* [AIM] Read the data and repeat all of it exactly.

* [RECORDED DATA]
● ● ●

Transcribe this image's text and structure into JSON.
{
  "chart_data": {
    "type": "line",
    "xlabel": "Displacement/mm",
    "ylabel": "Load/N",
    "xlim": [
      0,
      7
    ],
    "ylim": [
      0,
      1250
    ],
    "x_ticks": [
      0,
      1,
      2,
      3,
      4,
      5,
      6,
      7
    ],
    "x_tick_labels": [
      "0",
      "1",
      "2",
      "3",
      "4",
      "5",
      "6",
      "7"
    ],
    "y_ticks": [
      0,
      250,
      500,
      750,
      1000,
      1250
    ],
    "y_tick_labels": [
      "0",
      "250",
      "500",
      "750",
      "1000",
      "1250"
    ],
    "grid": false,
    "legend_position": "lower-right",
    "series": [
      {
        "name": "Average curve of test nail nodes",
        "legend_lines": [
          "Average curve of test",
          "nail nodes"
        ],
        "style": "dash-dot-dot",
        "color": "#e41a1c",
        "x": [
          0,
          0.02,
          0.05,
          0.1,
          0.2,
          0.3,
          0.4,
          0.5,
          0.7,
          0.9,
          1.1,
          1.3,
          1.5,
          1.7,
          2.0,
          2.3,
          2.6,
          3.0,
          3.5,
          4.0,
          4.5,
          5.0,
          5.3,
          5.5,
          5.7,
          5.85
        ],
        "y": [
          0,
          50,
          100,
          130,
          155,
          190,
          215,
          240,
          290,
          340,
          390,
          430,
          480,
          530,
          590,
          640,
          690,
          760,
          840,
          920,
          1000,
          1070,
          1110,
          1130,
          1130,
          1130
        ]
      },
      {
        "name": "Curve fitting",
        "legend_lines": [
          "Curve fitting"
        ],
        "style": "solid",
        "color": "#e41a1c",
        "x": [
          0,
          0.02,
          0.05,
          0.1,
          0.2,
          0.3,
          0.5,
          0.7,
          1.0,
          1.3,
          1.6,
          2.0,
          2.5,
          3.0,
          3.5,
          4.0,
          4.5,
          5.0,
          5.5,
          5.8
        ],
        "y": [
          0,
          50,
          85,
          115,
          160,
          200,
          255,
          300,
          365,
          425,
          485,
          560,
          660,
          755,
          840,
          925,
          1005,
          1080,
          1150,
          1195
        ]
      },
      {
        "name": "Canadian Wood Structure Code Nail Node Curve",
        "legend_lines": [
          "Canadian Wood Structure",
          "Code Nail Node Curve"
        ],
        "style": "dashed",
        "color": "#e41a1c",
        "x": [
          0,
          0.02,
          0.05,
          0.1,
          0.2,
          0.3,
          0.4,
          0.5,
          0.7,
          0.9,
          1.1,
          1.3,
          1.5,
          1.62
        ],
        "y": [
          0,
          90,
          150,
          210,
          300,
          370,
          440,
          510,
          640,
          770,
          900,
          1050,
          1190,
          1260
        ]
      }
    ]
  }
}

● ● ●

* [ANSWER FOR THE TASK]
Transcribe this image's text and structure into JSON.
{
  "chart_data": {
    "type": "line",
    "xlabel": "Displacement/mm",
    "ylabel": "Load/N",
    "xlim": [
      0,
      7
    ],
    "ylim": [
      0,
      1250
    ],
    "x_ticks": [
      0,
      1,
      2,
      3,
      4,
      5,
      6,
      7
    ],
    "x_tick_labels": [
      "0",
      "1",
      "2",
      "3",
      "4",
      "5",
      "6",
      "7"
    ],
    "y_ticks": [
      0,
      250,
      500,
      750,
      1000,
      1250
    ],
    "y_tick_labels": [
      "0",
      "250",
      "500",
      "750",
      "1000",
      "1250"
    ],
    "grid": false,
    "legend_position": "lower-right",
    "series": [
      {
        "name": "Average curve of test nail nodes",
        "legend_lines": [
          "Average curve of test",
          "nail nodes"
        ],
        "style": "dash-dot-dot",
        "color": "#e41a1c",
        "x": [
          0,
          0.02,
          0.05,
          0.1,
          0.2,
          0.3,
          0.4,
          0.5,
          0.7,
          0.9,
          1.1,
          1.3,
          1.5,
          1.7,
          2.0,
          2.3,
          2.6,
          3.0,
          3.5,
          4.0,
          4.5,
          5.0,
          5.3,
          5.5,
          5.7,
          5.85
        ],
        "y": [
          0,
          50,
          100,
          130,
          155,
          190,
          215,
          240,
          290,
          340,
          390,
          430,
          480,
          530,
          590,
          640,
          690,
          760,
          840,
          920,
          1000,
          1070,
          1110,
          1130,
          1130,
          1130
        ]
      },
      {
        "name": "Curve fitting",
        "legend_lines": [
          "Curve fitting"
        ],
        "style": "solid",
        "color": "#e41a1c",
        "x": [
          0,
          0.02,
          0.05,
          0.1,
          0.2,
          0.3,
          0.5,
          0.7,
          1.0,
          1.3,
          1.6,
          2.0,
          2.5,
          3.0,
          3.5,
          4.0,
          4.5,
          5.0,
          5.5,
          5.8
        ],
        "y": [
          0,
          50,
          85,
          115,
          160,
          200,
          255,
          300,
          365,
          425,
          485,
          560,
          660,
          755,
          840,
          925,
          1005,
          1080,
          1150,
          1195
        ]
      },
      {
        "name": "Canadian Wood Structure Code Nail Node Curve",
        "legend_lines": [
          "Canadian Wood Structure",
          "Code Nail Node Curve"
        ],
        "style": "dashed",
        "color": "#e41a1c",
        "x": [
          0,
          0.02,
          0.05,
          0.1,
          0.2,
          0.3,
          0.4,
          0.5,
          0.7,
          0.9,
          1.1,
          1.3,
          1.5,
          1.62
        ],
        "y": [
          0,
          90,
          150,
          210,
          300,
          370,
          440,
          510,
          640,
          770,
          900,
          1050,
          1190,
          1260
        ]
      }
    ]
  }
}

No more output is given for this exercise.